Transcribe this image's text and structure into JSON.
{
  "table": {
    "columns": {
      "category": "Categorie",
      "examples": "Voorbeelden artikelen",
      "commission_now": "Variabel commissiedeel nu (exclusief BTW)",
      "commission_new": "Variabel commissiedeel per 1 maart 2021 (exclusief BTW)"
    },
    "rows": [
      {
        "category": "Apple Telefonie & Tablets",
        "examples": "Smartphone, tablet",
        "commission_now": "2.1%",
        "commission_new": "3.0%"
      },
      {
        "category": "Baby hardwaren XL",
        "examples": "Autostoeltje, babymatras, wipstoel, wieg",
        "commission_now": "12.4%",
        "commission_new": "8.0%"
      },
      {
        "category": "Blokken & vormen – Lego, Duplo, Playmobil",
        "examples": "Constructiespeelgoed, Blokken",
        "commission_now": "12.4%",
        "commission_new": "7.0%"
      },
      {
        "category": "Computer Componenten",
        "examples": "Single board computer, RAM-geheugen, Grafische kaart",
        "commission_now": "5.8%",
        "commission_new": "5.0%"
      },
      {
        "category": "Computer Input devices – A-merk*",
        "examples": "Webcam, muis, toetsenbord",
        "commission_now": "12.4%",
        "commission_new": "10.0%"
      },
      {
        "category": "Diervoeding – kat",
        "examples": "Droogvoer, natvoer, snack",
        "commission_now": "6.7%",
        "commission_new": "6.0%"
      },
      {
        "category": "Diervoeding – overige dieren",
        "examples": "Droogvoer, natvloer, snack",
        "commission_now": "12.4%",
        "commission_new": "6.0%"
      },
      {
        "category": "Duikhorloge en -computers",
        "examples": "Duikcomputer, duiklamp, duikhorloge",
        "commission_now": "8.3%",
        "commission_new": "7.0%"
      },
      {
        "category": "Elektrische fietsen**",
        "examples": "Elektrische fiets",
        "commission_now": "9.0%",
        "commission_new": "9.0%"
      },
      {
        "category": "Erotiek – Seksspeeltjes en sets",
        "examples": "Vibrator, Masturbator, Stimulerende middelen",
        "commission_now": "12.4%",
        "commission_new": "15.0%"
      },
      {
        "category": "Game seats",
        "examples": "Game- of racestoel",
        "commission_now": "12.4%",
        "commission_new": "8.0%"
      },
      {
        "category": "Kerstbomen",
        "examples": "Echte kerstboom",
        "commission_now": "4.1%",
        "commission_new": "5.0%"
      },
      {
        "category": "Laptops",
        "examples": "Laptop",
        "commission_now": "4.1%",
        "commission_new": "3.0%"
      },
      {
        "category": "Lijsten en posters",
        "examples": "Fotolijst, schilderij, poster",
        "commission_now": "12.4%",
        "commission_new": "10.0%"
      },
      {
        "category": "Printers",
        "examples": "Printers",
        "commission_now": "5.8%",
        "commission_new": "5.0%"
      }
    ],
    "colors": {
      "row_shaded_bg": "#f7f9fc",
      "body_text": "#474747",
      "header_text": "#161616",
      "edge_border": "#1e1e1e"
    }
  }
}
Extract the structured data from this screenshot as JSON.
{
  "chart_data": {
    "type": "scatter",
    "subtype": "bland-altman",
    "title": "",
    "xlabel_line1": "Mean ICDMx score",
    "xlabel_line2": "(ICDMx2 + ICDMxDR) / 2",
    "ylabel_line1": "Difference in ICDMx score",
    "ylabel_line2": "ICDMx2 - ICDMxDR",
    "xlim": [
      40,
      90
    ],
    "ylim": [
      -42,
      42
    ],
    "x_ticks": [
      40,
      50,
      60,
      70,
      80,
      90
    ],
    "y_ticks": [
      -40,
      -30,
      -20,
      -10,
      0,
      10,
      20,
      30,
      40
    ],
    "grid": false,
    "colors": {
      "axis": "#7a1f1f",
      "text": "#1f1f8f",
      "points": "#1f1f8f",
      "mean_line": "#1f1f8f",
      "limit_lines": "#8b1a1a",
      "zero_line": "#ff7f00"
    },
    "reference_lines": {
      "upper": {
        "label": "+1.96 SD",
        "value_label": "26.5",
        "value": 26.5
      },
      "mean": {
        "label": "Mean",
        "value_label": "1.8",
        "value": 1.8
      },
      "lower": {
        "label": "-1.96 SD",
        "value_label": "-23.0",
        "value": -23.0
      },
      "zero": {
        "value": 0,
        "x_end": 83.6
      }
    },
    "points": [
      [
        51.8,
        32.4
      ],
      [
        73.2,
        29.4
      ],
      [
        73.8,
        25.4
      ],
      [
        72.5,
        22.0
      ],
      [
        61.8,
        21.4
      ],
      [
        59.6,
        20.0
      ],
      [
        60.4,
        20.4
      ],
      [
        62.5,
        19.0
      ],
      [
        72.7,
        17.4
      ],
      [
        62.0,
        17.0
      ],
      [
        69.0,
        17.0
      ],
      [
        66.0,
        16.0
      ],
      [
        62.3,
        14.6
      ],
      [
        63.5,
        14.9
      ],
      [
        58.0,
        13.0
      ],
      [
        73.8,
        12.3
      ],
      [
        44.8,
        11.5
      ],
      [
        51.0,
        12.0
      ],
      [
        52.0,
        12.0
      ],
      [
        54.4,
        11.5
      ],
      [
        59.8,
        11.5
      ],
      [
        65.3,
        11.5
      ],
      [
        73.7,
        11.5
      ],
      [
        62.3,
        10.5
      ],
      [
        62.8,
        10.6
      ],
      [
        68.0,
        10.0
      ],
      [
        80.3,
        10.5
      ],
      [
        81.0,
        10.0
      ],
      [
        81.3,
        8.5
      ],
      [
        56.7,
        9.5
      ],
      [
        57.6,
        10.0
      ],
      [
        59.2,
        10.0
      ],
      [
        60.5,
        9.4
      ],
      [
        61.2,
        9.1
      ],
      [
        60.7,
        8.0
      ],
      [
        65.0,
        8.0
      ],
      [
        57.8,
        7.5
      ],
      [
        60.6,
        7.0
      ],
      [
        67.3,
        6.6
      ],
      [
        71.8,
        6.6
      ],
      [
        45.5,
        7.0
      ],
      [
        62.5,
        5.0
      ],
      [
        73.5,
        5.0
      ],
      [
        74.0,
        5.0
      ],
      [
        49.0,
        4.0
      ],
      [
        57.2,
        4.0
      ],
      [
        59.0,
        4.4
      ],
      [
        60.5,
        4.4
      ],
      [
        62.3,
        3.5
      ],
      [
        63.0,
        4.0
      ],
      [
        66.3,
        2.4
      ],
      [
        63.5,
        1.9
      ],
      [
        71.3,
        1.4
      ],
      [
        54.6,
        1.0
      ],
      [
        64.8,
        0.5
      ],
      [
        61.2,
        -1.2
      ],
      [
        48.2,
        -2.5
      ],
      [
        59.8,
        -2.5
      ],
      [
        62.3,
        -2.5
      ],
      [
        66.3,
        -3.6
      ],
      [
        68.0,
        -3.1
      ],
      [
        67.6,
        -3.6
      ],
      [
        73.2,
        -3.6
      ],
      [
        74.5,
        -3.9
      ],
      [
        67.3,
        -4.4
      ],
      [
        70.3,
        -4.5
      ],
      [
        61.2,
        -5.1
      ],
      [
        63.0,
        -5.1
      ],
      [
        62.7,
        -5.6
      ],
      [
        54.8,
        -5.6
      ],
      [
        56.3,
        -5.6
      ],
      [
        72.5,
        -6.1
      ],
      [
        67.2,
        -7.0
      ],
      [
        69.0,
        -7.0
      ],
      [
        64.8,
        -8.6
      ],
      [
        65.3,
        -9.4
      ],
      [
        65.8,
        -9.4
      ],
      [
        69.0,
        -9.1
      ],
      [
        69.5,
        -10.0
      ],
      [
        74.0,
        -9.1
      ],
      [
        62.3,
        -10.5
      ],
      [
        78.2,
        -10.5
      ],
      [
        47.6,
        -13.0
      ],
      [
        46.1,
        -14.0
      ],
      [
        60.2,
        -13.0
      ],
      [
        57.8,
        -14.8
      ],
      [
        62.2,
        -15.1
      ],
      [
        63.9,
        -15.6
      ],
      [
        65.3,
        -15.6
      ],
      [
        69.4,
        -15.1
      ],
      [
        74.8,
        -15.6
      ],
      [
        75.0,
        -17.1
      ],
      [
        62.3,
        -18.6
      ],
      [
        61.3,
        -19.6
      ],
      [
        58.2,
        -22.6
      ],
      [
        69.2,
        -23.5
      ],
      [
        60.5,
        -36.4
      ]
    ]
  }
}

Task requirements
Only the number is wanted: count the lines of the records that hold the word "Variabel".

Result
2